• _EXCERPTED RECORDS_:
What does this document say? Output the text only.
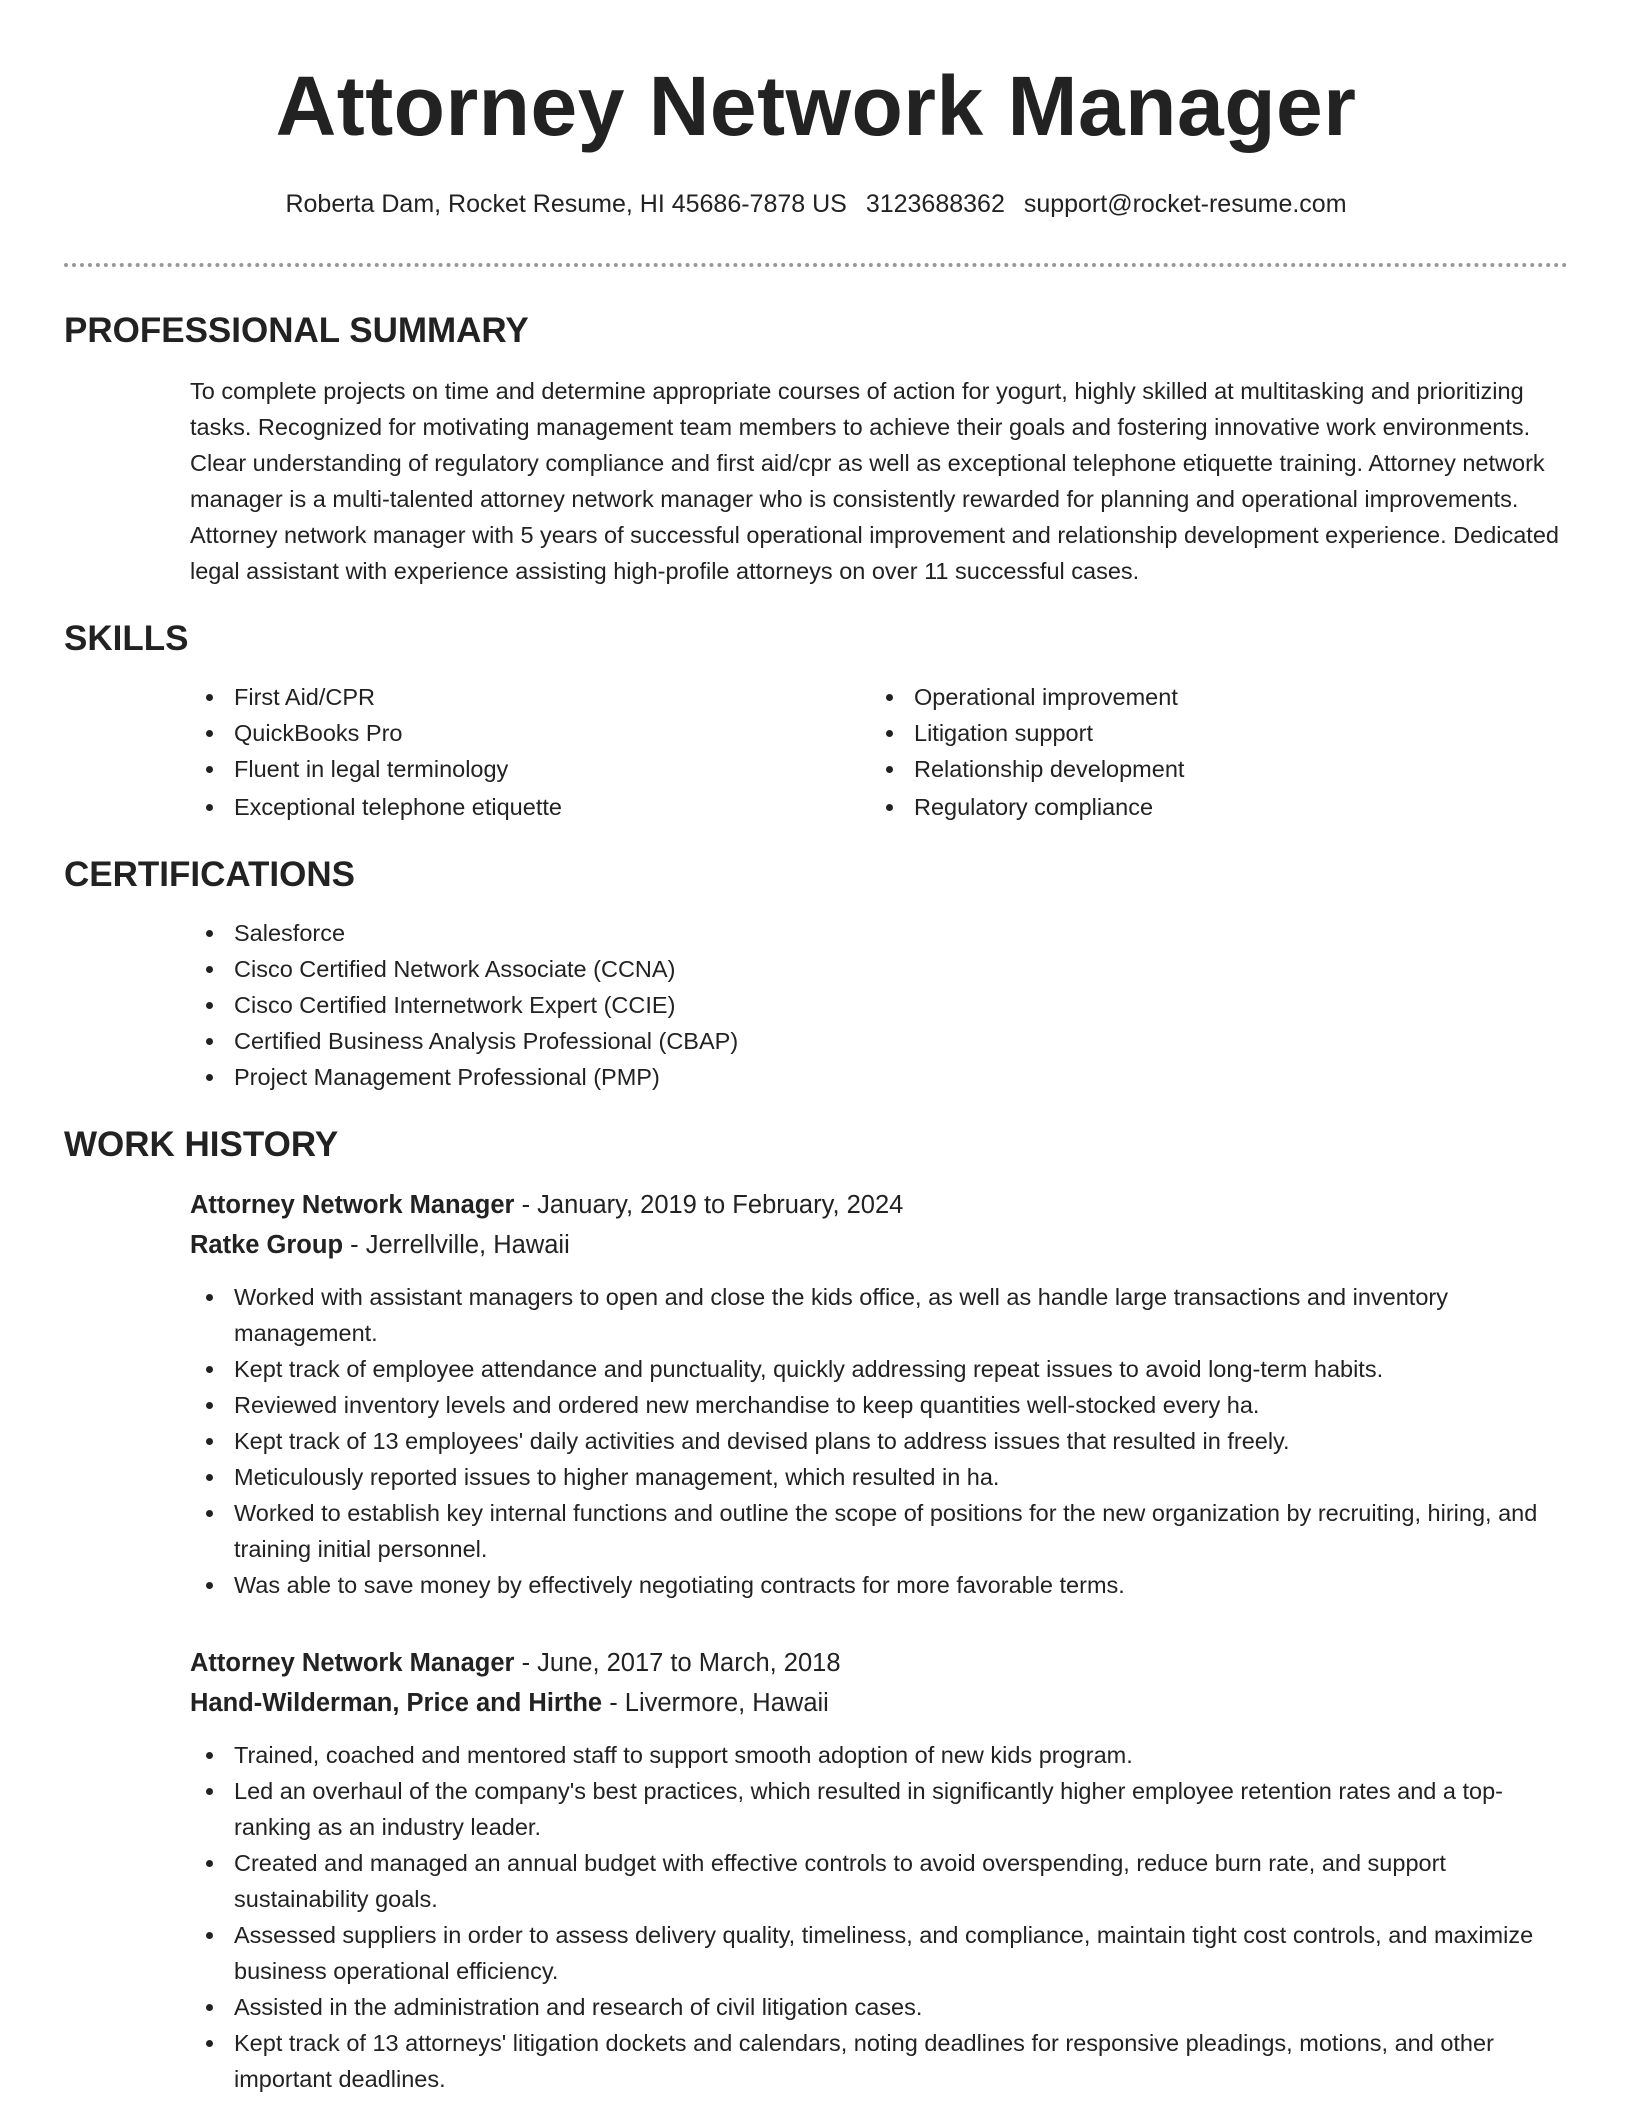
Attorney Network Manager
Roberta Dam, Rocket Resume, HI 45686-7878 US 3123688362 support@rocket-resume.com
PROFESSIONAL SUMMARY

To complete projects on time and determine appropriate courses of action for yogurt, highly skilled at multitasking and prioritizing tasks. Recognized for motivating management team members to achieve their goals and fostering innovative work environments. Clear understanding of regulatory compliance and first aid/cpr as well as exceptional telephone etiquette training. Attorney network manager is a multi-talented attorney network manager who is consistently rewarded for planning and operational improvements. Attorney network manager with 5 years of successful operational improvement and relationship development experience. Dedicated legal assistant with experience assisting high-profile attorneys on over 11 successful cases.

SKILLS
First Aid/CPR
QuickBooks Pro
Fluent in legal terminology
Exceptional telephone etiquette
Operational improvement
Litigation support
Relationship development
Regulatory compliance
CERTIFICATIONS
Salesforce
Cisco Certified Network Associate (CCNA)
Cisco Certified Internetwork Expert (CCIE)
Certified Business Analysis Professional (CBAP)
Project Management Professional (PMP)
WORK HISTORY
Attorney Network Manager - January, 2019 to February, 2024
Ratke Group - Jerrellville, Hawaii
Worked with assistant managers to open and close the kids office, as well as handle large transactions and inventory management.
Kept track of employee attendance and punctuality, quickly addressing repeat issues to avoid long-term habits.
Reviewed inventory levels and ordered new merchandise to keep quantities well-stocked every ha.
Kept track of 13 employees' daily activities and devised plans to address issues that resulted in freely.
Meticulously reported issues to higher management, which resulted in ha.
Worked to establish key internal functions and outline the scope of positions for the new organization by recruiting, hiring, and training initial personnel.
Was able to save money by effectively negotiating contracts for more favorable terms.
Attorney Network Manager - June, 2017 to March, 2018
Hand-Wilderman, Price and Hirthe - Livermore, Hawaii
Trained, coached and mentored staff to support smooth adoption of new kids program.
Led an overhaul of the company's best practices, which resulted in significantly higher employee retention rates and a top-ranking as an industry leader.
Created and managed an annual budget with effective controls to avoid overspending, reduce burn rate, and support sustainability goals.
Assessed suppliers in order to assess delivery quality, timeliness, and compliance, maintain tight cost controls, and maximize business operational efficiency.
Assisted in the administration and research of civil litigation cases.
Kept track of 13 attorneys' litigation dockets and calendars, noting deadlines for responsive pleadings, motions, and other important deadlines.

• _GOAL_:
Output the entries above exactly. Drop the pictures.

• _TASK RESPONSE_:
What does this document say? Output the text only.
Attorney Network Manager
Roberta Dam, Rocket Resume, HI 45686-7878 US 3123688362 support@rocket-resume.com
PROFESSIONAL SUMMARY

To complete projects on time and determine appropriate courses of action for yogurt, highly skilled at multitasking and prioritizing tasks. Recognized for motivating management team members to achieve their goals and fostering innovative work environments. Clear understanding of regulatory compliance and first aid/cpr as well as exceptional telephone etiquette training. Attorney network manager is a multi-talented attorney network manager who is consistently rewarded for planning and operational improvements. Attorney network manager with 5 years of successful operational improvement and relationship development experience. Dedicated legal assistant with experience assisting high-profile attorneys on over 11 successful cases.

SKILLS
First Aid/CPR
QuickBooks Pro
Fluent in legal terminology
Exceptional telephone etiquette
Operational improvement
Litigation support
Relationship development
Regulatory compliance
CERTIFICATIONS
Salesforce
Cisco Certified Network Associate (CCNA)
Cisco Certified Internetwork Expert (CCIE)
Certified Business Analysis Professional (CBAP)
Project Management Professional (PMP)
WORK HISTORY
Attorney Network Manager - January, 2019 to February, 2024
Ratke Group - Jerrellville, Hawaii
Worked with assistant managers to open and close the kids office, as well as handle large transactions and inventory management.
Kept track of employee attendance and punctuality, quickly addressing repeat issues to avoid long-term habits.
Reviewed inventory levels and ordered new merchandise to keep quantities well-stocked every ha.
Kept track of 13 employees' daily activities and devised plans to address issues that resulted in freely.
Meticulously reported issues to higher management, which resulted in ha.
Worked to establish key internal functions and outline the scope of positions for the new organization by recruiting, hiring, and training initial personnel.
Was able to save money by effectively negotiating contracts for more favorable terms.
Attorney Network Manager - June, 2017 to March, 2018
Hand-Wilderman, Price and Hirthe - Livermore, Hawaii
Trained, coached and mentored staff to support smooth adoption of new kids program.
Led an overhaul of the company's best practices, which resulted in significantly higher employee retention rates and a top-ranking as an industry leader.
Created and managed an annual budget with effective controls to avoid overspending, reduce burn rate, and support sustainability goals.
Assessed suppliers in order to assess delivery quality, timeliness, and compliance, maintain tight cost controls, and maximize business operational efficiency.
Assisted in the administration and research of civil litigation cases.
Kept track of 13 attorneys' litigation dockets and calendars, noting deadlines for responsive pleadings, motions, and other important deadlines.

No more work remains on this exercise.